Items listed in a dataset
• • • • • • •

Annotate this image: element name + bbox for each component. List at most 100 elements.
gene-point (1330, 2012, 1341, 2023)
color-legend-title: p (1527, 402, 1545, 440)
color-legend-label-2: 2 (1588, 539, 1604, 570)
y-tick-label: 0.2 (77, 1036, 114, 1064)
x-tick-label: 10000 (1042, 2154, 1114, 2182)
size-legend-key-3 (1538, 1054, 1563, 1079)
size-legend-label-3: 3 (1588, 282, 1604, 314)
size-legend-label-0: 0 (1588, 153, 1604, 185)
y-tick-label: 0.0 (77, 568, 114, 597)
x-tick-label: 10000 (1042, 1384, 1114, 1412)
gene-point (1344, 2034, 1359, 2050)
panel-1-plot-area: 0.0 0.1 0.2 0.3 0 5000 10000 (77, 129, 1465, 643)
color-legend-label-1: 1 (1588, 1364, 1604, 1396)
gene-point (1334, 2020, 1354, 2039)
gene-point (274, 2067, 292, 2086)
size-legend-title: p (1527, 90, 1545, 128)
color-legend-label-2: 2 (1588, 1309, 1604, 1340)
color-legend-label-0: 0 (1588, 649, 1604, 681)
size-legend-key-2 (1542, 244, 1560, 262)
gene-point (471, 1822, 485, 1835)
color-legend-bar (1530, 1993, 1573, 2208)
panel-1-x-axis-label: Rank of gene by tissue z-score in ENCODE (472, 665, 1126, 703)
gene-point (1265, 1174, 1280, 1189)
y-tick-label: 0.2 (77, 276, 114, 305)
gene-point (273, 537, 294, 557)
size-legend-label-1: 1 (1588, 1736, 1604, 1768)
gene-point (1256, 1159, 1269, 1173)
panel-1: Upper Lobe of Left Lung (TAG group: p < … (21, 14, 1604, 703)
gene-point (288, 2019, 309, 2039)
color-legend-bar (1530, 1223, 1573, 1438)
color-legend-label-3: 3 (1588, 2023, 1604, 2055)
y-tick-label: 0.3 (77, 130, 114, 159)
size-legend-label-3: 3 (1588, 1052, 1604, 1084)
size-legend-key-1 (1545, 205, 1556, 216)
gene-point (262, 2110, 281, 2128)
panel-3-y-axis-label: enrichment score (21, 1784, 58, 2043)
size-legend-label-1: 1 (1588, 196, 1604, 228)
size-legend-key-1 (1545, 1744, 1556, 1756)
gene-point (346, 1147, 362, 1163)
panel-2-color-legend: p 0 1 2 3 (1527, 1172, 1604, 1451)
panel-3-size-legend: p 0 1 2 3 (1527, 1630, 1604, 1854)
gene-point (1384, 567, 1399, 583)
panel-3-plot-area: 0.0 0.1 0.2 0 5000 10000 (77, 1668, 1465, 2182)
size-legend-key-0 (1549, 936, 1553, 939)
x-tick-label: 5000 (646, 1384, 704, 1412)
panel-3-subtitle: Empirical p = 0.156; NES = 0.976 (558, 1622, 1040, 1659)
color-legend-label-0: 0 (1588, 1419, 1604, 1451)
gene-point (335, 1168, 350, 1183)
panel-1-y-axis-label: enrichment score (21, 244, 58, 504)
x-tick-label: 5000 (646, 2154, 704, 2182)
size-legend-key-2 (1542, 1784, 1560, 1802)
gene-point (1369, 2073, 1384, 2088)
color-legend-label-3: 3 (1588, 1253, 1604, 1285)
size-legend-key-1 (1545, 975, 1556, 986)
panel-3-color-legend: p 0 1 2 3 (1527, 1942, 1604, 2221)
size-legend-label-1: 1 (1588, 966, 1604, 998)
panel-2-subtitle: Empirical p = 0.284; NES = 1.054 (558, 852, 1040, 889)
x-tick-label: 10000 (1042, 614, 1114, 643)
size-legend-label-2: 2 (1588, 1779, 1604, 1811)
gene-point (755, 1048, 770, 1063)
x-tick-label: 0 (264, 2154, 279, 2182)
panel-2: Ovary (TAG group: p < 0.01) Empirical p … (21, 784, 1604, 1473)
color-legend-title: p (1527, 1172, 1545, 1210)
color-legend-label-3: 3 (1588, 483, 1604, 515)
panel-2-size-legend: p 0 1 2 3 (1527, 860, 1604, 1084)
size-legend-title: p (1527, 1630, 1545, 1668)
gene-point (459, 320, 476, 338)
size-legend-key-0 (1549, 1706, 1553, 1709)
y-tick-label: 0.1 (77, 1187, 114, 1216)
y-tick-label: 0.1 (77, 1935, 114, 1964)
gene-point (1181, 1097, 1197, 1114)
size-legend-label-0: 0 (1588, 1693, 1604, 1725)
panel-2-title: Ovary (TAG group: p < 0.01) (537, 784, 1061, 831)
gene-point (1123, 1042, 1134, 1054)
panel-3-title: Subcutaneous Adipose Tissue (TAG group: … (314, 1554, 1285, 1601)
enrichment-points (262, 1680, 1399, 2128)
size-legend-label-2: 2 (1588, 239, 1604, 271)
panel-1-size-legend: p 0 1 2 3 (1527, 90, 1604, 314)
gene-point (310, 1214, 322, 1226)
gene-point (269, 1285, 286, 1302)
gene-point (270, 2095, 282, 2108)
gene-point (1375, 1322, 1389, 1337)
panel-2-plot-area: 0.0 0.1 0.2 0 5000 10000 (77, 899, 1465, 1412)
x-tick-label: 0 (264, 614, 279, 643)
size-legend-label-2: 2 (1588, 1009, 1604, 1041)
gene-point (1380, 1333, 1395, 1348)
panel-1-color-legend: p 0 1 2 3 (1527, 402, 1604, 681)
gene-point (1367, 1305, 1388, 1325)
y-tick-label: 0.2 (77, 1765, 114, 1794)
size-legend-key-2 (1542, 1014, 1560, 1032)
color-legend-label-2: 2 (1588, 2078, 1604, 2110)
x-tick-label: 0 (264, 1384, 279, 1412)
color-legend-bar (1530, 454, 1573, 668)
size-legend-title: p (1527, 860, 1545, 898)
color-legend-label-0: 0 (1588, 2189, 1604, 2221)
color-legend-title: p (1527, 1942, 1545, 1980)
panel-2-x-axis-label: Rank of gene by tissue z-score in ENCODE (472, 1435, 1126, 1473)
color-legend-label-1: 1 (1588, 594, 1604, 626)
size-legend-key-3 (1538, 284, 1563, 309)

• • • • • • •

Reproduce every record above, word for word.

SOLVED PROBLEM ::
Annotate this image: element name + bbox for each component. List at most 100 elements.
gene-point (1330, 2012, 1341, 2023)
color-legend-title: p (1527, 402, 1545, 440)
color-legend-label-2: 2 (1588, 539, 1604, 570)
y-tick-label: 0.2 (77, 1036, 114, 1064)
x-tick-label: 10000 (1042, 2154, 1114, 2182)
size-legend-key-3 (1538, 1054, 1563, 1079)
size-legend-label-3: 3 (1588, 282, 1604, 314)
size-legend-label-0: 0 (1588, 153, 1604, 185)
y-tick-label: 0.0 (77, 568, 114, 597)
x-tick-label: 10000 (1042, 1384, 1114, 1412)
gene-point (1344, 2034, 1359, 2050)
panel-1-plot-area: 0.0 0.1 0.2 0.3 0 5000 10000 (77, 129, 1465, 643)
color-legend-label-1: 1 (1588, 1364, 1604, 1396)
gene-point (1334, 2020, 1354, 2039)
gene-point (274, 2067, 292, 2086)
size-legend-title: p (1527, 90, 1545, 128)
color-legend-label-2: 2 (1588, 1309, 1604, 1340)
color-legend-label-0: 0 (1588, 649, 1604, 681)
size-legend-key-2 (1542, 244, 1560, 262)
gene-point (471, 1822, 485, 1835)
color-legend-bar (1530, 1993, 1573, 2208)
panel-1-x-axis-label: Rank of gene by tissue z-score in ENCODE (472, 665, 1126, 703)
gene-point (1265, 1174, 1280, 1189)
y-tick-label: 0.2 (77, 276, 114, 305)
gene-point (273, 537, 294, 557)
size-legend-label-1: 1 (1588, 1736, 1604, 1768)
gene-point (1256, 1159, 1269, 1173)
panel-1: Upper Lobe of Left Lung (TAG group: p < … (21, 14, 1604, 703)
gene-point (288, 2019, 309, 2039)
color-legend-bar (1530, 1223, 1573, 1438)
color-legend-label-3: 3 (1588, 2023, 1604, 2055)
y-tick-label: 0.3 (77, 130, 114, 159)
size-legend-label-3: 3 (1588, 1052, 1604, 1084)
size-legend-key-1 (1545, 205, 1556, 216)
gene-point (262, 2110, 281, 2128)
panel-3-y-axis-label: enrichment score (21, 1784, 58, 2043)
size-legend-label-1: 1 (1588, 196, 1604, 228)
size-legend-key-1 (1545, 1744, 1556, 1756)
gene-point (346, 1147, 362, 1163)
panel-2-color-legend: p 0 1 2 3 (1527, 1172, 1604, 1451)
panel-3-size-legend: p 0 1 2 3 (1527, 1630, 1604, 1854)
gene-point (1384, 567, 1399, 583)
panel-3-plot-area: 0.0 0.1 0.2 0 5000 10000 (77, 1668, 1465, 2182)
size-legend-key-0 (1549, 936, 1553, 939)
x-tick-label: 5000 (646, 1384, 704, 1412)
panel-3-subtitle: Empirical p = 0.156; NES = 0.976 (558, 1622, 1040, 1659)
color-legend-label-0: 0 (1588, 1419, 1604, 1451)
gene-point (335, 1168, 350, 1183)
panel-1-y-axis-label: enrichment score (21, 244, 58, 504)
x-tick-label: 5000 (646, 2154, 704, 2182)
size-legend-key-2 (1542, 1784, 1560, 1802)
gene-point (1369, 2073, 1384, 2088)
color-legend-label-3: 3 (1588, 1253, 1604, 1285)
size-legend-key-1 (1545, 975, 1556, 986)
panel-3-color-legend: p 0 1 2 3 (1527, 1942, 1604, 2221)
size-legend-label-1: 1 (1588, 966, 1604, 998)
panel-2-subtitle: Empirical p = 0.284; NES = 1.054 (558, 852, 1040, 889)
x-tick-label: 10000 (1042, 614, 1114, 643)
size-legend-label-2: 2 (1588, 1779, 1604, 1811)
gene-point (755, 1048, 770, 1063)
x-tick-label: 0 (264, 2154, 279, 2182)
panel-2: Ovary (TAG group: p < 0.01) Empirical p … (21, 784, 1604, 1473)
color-legend-title: p (1527, 1172, 1545, 1210)
color-legend-label-3: 3 (1588, 483, 1604, 515)
panel-2-size-legend: p 0 1 2 3 (1527, 860, 1604, 1084)
size-legend-title: p (1527, 1630, 1545, 1668)
gene-point (459, 320, 476, 338)
size-legend-key-0 (1549, 1706, 1553, 1709)
y-tick-label: 0.1 (77, 1187, 114, 1216)
y-tick-label: 0.1 (77, 1935, 114, 1964)
gene-point (1181, 1097, 1197, 1114)
size-legend-label-0: 0 (1588, 1693, 1604, 1725)
panel-2-title: Ovary (TAG group: p < 0.01) (537, 784, 1061, 831)
gene-point (1123, 1042, 1134, 1054)
panel-3-title: Subcutaneous Adipose Tissue (TAG group: … (314, 1554, 1285, 1601)
enrichment-points (262, 1680, 1399, 2128)
size-legend-label-2: 2 (1588, 239, 1604, 271)
panel-1-size-legend: p 0 1 2 3 (1527, 90, 1604, 314)
gene-point (310, 1214, 322, 1226)
gene-point (269, 1285, 286, 1302)
gene-point (270, 2095, 282, 2108)
gene-point (1375, 1322, 1389, 1337)
panel-2-plot-area: 0.0 0.1 0.2 0 5000 10000 (77, 899, 1465, 1412)
x-tick-label: 0 (264, 614, 279, 643)
size-legend-label-2: 2 (1588, 1009, 1604, 1041)
gene-point (1380, 1333, 1395, 1348)
panel-1-color-legend: p 0 1 2 3 (1527, 402, 1604, 681)
gene-point (1367, 1305, 1388, 1325)
y-tick-label: 0.2 (77, 1765, 114, 1794)
size-legend-key-2 (1542, 1014, 1560, 1032)
color-legend-label-2: 2 (1588, 2078, 1604, 2110)
x-tick-label: 0 (264, 1384, 279, 1412)
color-legend-bar (1530, 454, 1573, 668)
size-legend-title: p (1527, 860, 1545, 898)
color-legend-label-0: 0 (1588, 2189, 1604, 2221)
color-legend-title: p (1527, 1942, 1545, 1980)
panel-2-x-axis-label: Rank of gene by tissue z-score in ENCODE (472, 1435, 1126, 1473)
color-legend-label-1: 1 (1588, 594, 1604, 626)
size-legend-key-3 (1538, 284, 1563, 309)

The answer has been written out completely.